_Working data_.
┄┄┄┄┄┄┄┄┄┄

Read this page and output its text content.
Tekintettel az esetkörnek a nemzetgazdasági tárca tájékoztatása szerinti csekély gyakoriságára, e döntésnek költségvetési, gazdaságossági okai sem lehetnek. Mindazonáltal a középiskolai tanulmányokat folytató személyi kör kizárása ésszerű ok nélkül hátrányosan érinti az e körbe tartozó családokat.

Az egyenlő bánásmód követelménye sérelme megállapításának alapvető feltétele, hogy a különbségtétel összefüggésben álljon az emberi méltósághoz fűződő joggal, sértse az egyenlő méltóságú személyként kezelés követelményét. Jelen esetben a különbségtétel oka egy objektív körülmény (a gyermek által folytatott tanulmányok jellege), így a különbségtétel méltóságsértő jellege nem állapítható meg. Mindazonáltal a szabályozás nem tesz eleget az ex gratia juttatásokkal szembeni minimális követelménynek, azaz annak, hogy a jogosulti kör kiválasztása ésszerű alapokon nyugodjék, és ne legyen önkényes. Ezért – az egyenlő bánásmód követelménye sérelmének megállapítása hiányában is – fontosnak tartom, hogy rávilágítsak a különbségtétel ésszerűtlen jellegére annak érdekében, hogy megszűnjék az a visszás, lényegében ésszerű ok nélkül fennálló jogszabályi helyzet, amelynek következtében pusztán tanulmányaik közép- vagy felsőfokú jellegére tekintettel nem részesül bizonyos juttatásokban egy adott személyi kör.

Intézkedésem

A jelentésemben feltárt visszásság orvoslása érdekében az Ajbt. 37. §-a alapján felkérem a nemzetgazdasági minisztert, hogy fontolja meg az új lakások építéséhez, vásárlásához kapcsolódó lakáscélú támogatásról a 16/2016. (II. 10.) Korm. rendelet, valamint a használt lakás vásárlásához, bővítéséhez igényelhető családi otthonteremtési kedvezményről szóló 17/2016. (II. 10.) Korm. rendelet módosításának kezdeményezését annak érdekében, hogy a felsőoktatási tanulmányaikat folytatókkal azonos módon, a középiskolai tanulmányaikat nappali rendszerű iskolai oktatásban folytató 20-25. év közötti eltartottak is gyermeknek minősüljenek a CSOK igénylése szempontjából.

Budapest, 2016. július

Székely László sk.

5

┄┄┄┄┄┄┄┄┄┄

_What is needed_. Extract all of the material exactly as it is written.

_Completed task_.
Read this page and output its text content.
Tekintettel az esetkörnek a nemzetgazdasági tárca tájékoztatása szerinti csekély gyakoriságára, e döntésnek költségvetési, gazdaságossági okai sem lehetnek. Mindazonáltal a középiskolai tanulmányokat folytató személyi kör kizárása ésszerű ok nélkül hátrányosan érinti az e körbe tartozó családokat.

Az egyenlő bánásmód követelménye sérelme megállapításának alapvető feltétele, hogy a különbségtétel összefüggésben álljon az emberi méltósághoz fűződő joggal, sértse az egyenlő méltóságú személyként kezelés követelményét. Jelen esetben a különbségtétel oka egy objektív körülmény (a gyermek által folytatott tanulmányok jellege), így a különbségtétel méltóságsértő jellege nem állapítható meg. Mindazonáltal a szabályozás nem tesz eleget az ex gratia juttatásokkal szembeni minimális követelménynek, azaz annak, hogy a jogosulti kör kiválasztása ésszerű alapokon nyugodjék, és ne legyen önkényes. Ezért – az egyenlő bánásmód követelménye sérelmének megállapítása hiányában is – fontosnak tartom, hogy rávilágítsak a különbségtétel ésszerűtlen jellegére annak érdekében, hogy megszűnjék az a visszás, lényegében ésszerű ok nélkül fennálló jogszabályi helyzet, amelynek következtében pusztán tanulmányaik közép- vagy felsőfokú jellegére tekintettel nem részesül bizonyos juttatásokban egy adott személyi kör.

Intézkedésem

A jelentésemben feltárt visszásság orvoslása érdekében az Ajbt. 37. §-a alapján felkérem a nemzetgazdasági minisztert, hogy fontolja meg az új lakások építéséhez, vásárlásához kapcsolódó lakáscélú támogatásról a 16/2016. (II. 10.) Korm. rendelet, valamint a használt lakás vásárlásához, bővítéséhez igényelhető családi otthonteremtési kedvezményről szóló 17/2016. (II. 10.) Korm. rendelet módosításának kezdeményezését annak érdekében, hogy a felsőoktatási tanulmányaikat folytatókkal azonos módon, a középiskolai tanulmányaikat nappali rendszerű iskolai oktatásban folytató 20-25. év közötti eltartottak is gyermeknek minősüljenek a CSOK igénylése szempontjából.

Budapest, 2016. július

Székely László sk.

5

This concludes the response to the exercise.